Tekstfragment:
-*-*-

ECLI:NL:RBMNE:2024:5930

Rechtbank Midden-Nederland

Datum uitspraak
23 oktober 2024
Publicatiedatum
21 oktober 2024
Zaaknummer
11220566
Instantie
Rechtbank Midden-Nederland
Type
Uitspraak
Rechtsgebied
Civiel recht; Verbintenissenrecht
Procedures
  • Eerste aanleg - enkelvoudig
Vindplaatsen
  • Rechtspraak.nl
AI samenvatting door LexboostAutomatisch gegenereerd

Vordering tot betaling van huurachterstand en verrekening in huurovereenkomst winkelruimte

In deze zaak vordert eiser sub 1, samen met eiseres sub 2, betaling van een huurachterstand van € 5.100,- van gedaagde, die een winkelruimte huurde van eisers. De huurovereenkomst, die op 1 september 2023 werd gesloten, eindigde op 12 juni 2024 met wederzijds goedvinden. Gedaagde heeft de huur van de maanden maart tot en met mei 2024 niet betaald en stelt dat hij onjuist is voorgelicht door eisers over de locatie en de te behalen omzet. Gedaagde heeft ook een vordering van € 500,- op eisers, die hij wil verrekenen met de huurachterstand. De kantonrechter oordeelt dat gedaagde de huurachterstand moet betalen, omdat zijn verweren niet slagen. De kantonrechter wijst de vordering tot betaling van de huurachterstand toe en veroordeelt gedaagde tot betaling van de contractuele rente en buitengerechtelijke incassokosten. De proceskosten worden ook aan gedaagde opgelegd. Het vonnis is uitvoerbaar bij voorraad.

-*-*-

Korte opdracht 1: Op welke datum eindigde de huurovereenkomst volgens de tekst over de huurzaak?
Korte opdracht 2: Ga graag verder met de tekst over de huurzaak, direct na de laatste zin.

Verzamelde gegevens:
-*-*-

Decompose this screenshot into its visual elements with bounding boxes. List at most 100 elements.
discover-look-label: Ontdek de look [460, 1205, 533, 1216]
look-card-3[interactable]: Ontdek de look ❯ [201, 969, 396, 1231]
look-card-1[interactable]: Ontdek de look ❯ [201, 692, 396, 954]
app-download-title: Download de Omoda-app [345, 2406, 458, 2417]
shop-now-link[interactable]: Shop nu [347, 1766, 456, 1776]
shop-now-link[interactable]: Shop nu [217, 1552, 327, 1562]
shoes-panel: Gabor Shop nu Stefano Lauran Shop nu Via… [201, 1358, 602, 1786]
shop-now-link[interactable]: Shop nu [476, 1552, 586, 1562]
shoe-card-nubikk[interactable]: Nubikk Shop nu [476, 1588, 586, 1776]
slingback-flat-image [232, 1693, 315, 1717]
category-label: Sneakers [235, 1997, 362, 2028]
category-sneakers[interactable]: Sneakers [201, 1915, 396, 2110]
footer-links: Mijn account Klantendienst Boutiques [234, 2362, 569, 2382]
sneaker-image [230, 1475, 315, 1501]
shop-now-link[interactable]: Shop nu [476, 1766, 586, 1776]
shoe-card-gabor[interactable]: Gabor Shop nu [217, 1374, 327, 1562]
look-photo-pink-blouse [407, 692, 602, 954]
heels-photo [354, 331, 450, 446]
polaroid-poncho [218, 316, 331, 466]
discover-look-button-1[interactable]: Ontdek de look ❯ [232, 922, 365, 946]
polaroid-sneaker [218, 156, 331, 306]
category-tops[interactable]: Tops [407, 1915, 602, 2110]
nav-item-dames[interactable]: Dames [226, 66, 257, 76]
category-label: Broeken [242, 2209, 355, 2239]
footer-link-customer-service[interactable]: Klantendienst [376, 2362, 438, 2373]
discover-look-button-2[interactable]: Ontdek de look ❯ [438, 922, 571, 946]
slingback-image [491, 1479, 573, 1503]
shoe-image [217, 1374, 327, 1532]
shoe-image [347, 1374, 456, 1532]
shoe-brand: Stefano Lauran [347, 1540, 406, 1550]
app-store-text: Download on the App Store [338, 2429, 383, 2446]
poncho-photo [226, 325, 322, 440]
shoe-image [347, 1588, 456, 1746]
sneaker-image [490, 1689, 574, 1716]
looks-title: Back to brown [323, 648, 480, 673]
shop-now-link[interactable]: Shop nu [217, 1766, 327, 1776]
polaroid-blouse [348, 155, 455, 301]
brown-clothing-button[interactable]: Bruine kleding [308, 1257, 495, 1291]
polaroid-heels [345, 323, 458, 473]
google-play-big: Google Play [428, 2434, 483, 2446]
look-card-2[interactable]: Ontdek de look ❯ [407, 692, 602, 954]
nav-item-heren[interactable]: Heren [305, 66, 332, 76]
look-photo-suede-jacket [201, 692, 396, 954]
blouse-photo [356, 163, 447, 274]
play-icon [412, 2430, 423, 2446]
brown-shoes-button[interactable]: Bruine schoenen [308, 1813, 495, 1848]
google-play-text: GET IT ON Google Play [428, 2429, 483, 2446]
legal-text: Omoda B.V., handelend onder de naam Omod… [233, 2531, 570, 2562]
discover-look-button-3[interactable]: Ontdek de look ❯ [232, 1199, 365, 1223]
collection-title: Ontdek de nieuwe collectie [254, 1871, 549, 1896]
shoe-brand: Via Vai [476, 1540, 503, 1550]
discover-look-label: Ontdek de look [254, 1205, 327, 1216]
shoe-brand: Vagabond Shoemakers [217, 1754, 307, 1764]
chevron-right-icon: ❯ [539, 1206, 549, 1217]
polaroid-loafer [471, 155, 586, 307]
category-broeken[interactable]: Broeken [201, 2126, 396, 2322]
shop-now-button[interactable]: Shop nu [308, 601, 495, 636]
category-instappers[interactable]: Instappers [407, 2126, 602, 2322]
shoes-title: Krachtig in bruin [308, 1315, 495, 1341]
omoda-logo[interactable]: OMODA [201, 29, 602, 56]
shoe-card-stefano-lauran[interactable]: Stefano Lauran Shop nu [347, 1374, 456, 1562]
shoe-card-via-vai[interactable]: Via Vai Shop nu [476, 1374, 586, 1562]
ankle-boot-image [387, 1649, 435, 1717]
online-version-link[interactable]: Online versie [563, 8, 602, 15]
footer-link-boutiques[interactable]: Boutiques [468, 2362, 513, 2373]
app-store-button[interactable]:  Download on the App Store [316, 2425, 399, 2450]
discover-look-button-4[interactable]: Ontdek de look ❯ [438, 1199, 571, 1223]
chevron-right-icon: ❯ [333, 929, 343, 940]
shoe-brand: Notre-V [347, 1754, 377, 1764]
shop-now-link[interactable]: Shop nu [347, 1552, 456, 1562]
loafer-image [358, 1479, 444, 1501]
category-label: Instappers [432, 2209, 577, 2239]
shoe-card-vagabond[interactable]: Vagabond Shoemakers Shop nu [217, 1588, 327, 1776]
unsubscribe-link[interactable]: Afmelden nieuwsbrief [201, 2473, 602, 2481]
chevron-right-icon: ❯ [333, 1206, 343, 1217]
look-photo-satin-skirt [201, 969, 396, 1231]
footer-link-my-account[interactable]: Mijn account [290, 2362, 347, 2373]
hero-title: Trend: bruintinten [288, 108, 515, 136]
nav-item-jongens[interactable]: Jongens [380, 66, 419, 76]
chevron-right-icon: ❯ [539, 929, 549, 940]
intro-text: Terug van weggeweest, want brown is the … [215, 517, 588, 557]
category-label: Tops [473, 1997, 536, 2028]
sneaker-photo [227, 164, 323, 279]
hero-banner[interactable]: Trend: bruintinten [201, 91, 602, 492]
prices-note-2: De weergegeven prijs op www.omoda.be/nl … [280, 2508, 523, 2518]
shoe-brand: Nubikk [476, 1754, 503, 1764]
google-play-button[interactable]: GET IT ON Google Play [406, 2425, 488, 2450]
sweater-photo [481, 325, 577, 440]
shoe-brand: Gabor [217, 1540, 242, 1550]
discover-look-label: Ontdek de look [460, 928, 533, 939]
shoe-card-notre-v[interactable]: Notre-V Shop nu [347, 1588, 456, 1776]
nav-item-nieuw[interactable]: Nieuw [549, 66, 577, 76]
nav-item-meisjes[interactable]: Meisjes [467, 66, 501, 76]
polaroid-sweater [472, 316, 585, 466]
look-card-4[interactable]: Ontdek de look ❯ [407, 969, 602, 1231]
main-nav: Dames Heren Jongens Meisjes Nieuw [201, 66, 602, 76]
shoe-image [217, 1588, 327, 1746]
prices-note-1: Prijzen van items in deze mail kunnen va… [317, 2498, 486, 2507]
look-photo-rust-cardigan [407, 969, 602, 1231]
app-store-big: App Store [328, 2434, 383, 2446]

-*-*-

Antwoord 1: De huurovereenkomst eindigde op 12 juni 2024, met wederzijds goedvinden.

Antwoord 2:
Uitspraak

RECHTBANKMIDDEN-NEDERLAND
Civiel recht
Kantonrechter
Zittingsplaats Utrecht
Zaaknummer: 11220566 \ UC EXPL 24-4885 BJvd/61169
Vonnis van 23 oktober 2024
in de zaak van

1.[eiser sub 1] ,

wonende te [woonplaats 1] ,
2.
[eiseres sub 2] e/v [eiser sub 1],
wonende te [woonplaats 1] ,
eisende partijen,
hierna samen te noemen: [eiser sub 1] c.s.,
procederend in persoon,
tegen
[gedaagde] handelend onder de naam [handelsnaam],
wonende te [woonplaats 2] ,
gedaagde partij,
hierna te noemen: [gedaagde] ,
procederend in persoon.

1.De procedure

1.1.
Het verloop van de procedure blijkt uit:
- de dagvaarding met 8 producties
- de brief van [gedaagde] van 22 juli 2024 met 3 bijlagen
- de aanvullende producties 9 t/m 15 van [eiser sub 1] c.s.
- de brief waarin een mondelinge behandeling is bepaald
- de mondelinge behandeling van 1 oktober 2024, waarvan door de griffier aantekeningen zijn gemaakt.
1.2.
Ten slotte is bepaald dat er een vonnis zal worden uitgesproken.

2.De kern van de zaak

2.1.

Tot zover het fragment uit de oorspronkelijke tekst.